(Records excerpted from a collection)
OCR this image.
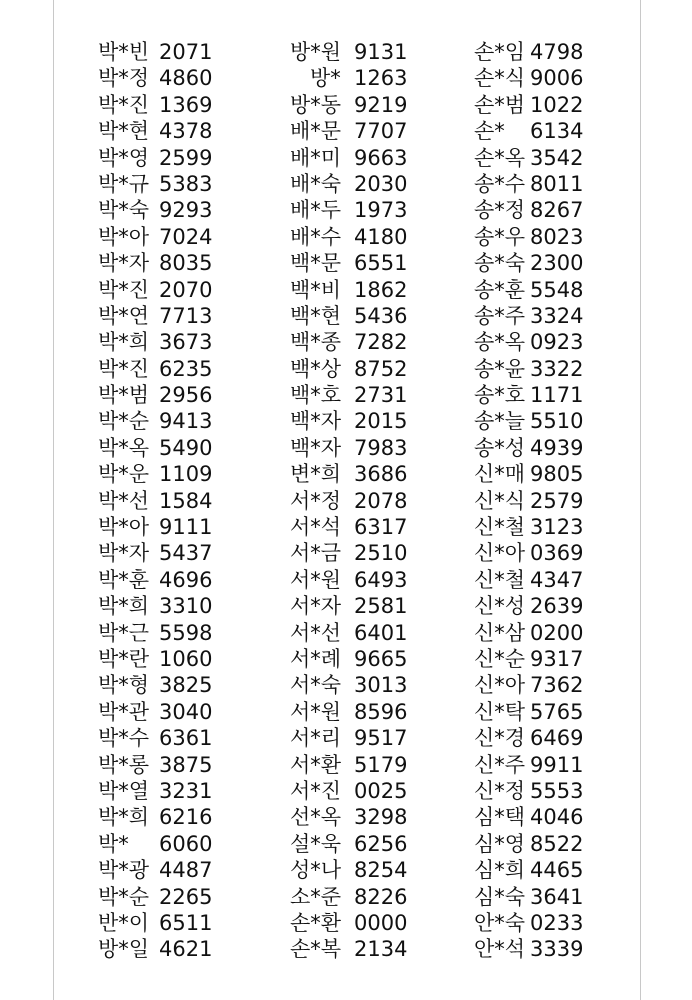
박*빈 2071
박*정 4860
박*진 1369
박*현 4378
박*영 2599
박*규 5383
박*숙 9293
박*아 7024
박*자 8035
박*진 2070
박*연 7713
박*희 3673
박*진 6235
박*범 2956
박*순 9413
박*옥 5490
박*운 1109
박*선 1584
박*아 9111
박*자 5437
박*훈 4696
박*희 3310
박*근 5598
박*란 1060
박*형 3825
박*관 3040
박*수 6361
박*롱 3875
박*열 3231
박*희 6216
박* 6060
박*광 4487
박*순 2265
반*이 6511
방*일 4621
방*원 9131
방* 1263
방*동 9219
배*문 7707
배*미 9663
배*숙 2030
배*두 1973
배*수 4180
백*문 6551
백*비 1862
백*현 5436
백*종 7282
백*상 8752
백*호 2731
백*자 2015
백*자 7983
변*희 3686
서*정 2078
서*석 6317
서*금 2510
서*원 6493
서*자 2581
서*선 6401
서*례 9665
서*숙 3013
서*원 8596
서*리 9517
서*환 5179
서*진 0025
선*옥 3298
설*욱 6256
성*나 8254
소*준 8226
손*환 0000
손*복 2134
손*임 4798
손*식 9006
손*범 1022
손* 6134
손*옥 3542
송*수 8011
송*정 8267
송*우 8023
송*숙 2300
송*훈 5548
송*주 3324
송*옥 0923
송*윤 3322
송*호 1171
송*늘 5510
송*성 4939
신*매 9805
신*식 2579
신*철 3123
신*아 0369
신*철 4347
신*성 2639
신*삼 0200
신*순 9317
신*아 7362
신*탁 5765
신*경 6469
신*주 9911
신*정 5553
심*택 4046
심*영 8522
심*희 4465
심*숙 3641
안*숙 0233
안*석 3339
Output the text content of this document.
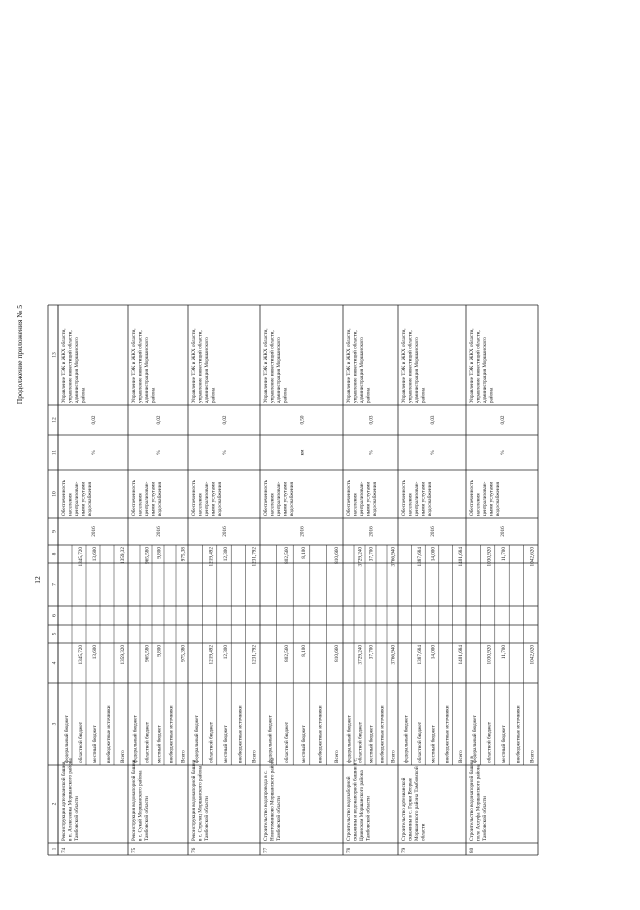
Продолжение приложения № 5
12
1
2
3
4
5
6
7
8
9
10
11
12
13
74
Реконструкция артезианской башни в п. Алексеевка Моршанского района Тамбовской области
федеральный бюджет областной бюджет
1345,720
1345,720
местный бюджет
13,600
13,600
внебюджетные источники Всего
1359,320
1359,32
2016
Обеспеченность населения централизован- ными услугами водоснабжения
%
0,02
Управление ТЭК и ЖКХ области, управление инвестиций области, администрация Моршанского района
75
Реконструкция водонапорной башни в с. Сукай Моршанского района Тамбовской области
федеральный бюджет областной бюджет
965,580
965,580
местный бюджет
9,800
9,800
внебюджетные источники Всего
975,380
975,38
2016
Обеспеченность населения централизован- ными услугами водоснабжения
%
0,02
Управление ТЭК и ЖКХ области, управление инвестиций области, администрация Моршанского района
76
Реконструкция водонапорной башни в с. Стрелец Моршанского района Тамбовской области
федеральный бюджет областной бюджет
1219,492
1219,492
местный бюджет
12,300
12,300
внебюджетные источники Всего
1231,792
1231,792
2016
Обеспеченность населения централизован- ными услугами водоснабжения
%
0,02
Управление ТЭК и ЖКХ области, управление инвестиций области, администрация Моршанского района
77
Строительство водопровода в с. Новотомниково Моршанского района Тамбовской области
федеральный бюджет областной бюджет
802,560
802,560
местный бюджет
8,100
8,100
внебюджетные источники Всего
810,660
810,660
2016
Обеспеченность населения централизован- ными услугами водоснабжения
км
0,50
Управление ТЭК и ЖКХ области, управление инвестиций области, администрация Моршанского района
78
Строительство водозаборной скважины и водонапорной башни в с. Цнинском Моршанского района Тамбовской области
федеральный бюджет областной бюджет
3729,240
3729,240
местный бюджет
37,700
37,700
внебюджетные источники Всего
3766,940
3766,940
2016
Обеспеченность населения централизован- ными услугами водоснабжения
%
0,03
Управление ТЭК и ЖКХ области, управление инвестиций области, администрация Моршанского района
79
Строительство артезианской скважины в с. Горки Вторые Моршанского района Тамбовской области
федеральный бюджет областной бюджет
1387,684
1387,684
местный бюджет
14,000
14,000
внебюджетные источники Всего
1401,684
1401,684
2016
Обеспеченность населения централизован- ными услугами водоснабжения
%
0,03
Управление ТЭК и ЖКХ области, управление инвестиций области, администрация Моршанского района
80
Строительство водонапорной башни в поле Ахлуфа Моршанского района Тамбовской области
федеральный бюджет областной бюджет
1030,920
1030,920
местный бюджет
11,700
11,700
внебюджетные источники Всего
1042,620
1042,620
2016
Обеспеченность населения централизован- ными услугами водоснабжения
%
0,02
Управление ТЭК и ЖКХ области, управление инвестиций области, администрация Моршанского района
...
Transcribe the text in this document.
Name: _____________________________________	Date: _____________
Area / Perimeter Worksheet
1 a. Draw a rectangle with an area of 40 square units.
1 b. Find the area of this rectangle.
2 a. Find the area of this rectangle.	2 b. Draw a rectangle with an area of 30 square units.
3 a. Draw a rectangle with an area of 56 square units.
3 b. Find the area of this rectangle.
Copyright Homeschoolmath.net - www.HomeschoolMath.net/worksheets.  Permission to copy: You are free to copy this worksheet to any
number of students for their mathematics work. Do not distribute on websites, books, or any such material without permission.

What needs to be done:
Every line in the data above that contains "скважины" needs to be copied.

Final result:
Строительство водозаборной скважины и водонапорной башни в с. Цнинском Моршанского района Тамбовской области
Строительство артезианской скважины в с. Горки Вторые Моршанского района Тамбовской области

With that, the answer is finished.